▶ To do
1. In the club touring text, why will some channels and DIs get switched out or rearranged between bands?
2. According to the club touring text, how many auxiliary sends do most clubs have on their mixing board?
3. Restate everything from "While it’s likely" down to "band to band." in the club touring text, swapping "lead singer" for "drummer".

▶ Provided text
|---|

If you’re only playing in large halls and are lucky enough to travel with the same board every night, run by the same engineer, with all the same equipment, you’re at least ruling out a lot of potential room for error.

But most of us touring around the country, playing clubs and trying to get our music out there, will more than likely be working with in-house staff on smaller, older analog boards with several other bands who might not share anything in common with us.

Chances are that a three-band (or more) bill won’t fit neatly onto one 16- or 24-channel mixer, especially in the age of digital doodads and gizmos. That means some channels and DIs will get switched out, and maybe switched around, between bands.

Also incredibly likely is that your monitor mix will need to be completely reset to the levels you checked, unless you’re working from a digital console and can save the session settings (although there have been plenty of times where my band’s settings have been “lost” somehow before getting onstage, so you can’t always count on that, either).

Most clubs will probably only have two or three auxiliary sends from the mixing board, meaning they’ll only have two or three separate mixes to send up to the stage, and they’ll need to be set specifically for each band.

While it’s likely that the lead singer of each band will be center stage and will want his or her voice in their monitor mix, you can’t necessarily even count on that level being the same from band to band.

|---|

▶ Dataset excerpt
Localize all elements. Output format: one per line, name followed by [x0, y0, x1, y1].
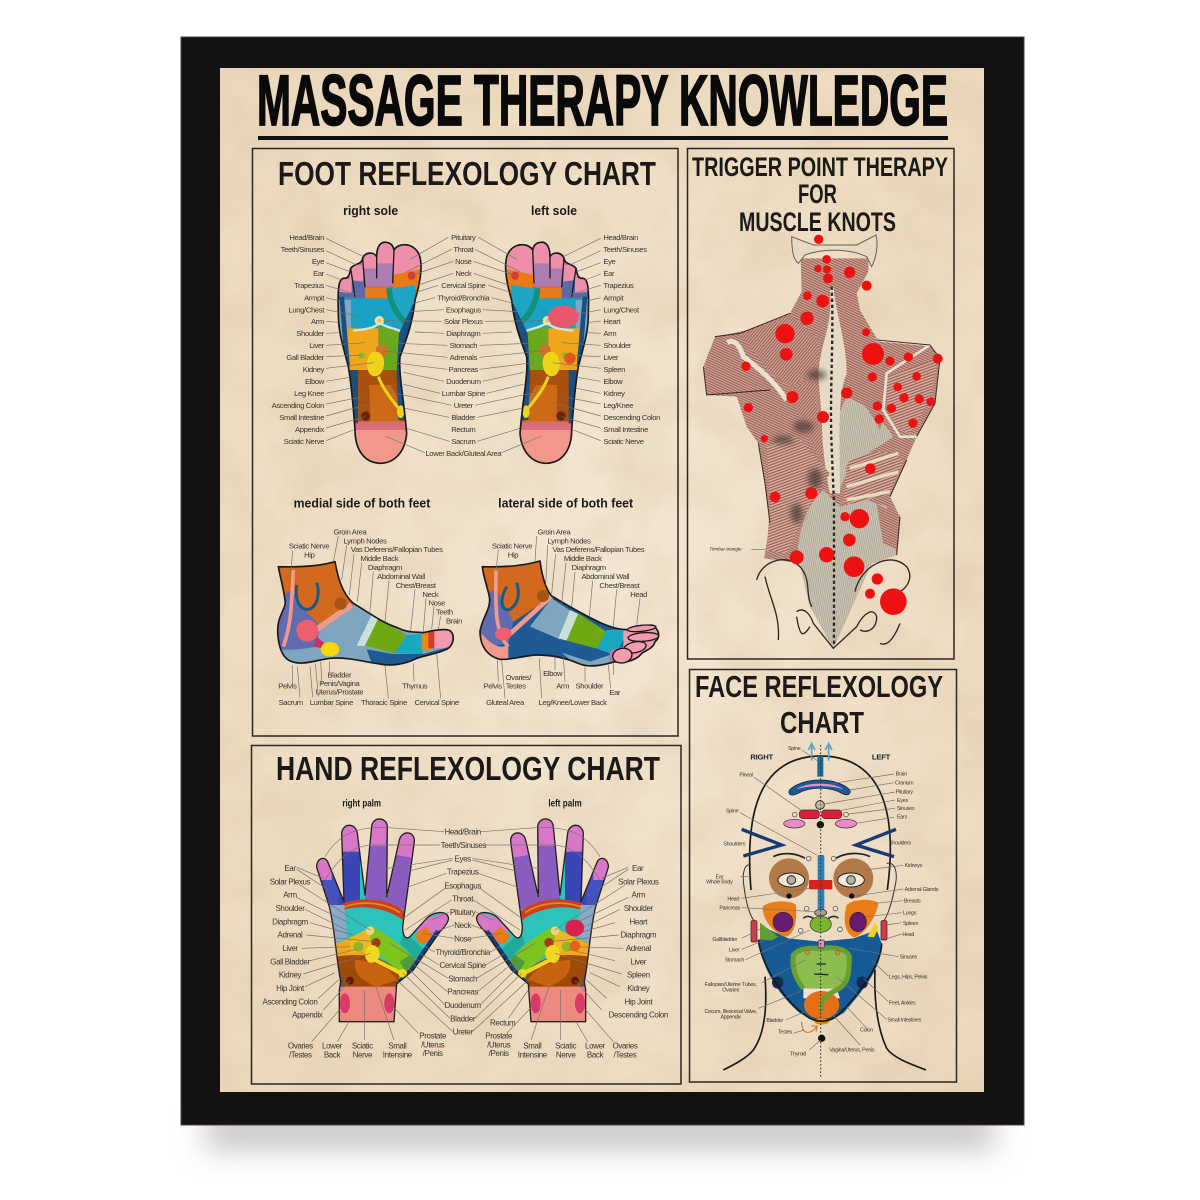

|---|

▶ Results of the tasks
1. A bill of three or more bands usually won't fit neatly onto a single 16- or 24-channel mixer, especially with today's digital gear. So channels and DIs have to be swapped out or moved around between sets.

2. Two or three.

3.
While it’s likely that the drummer of each band will be center stage and will want his or her voice in their monitor mix, you can’t necessarily even count on that level being the same from band to band.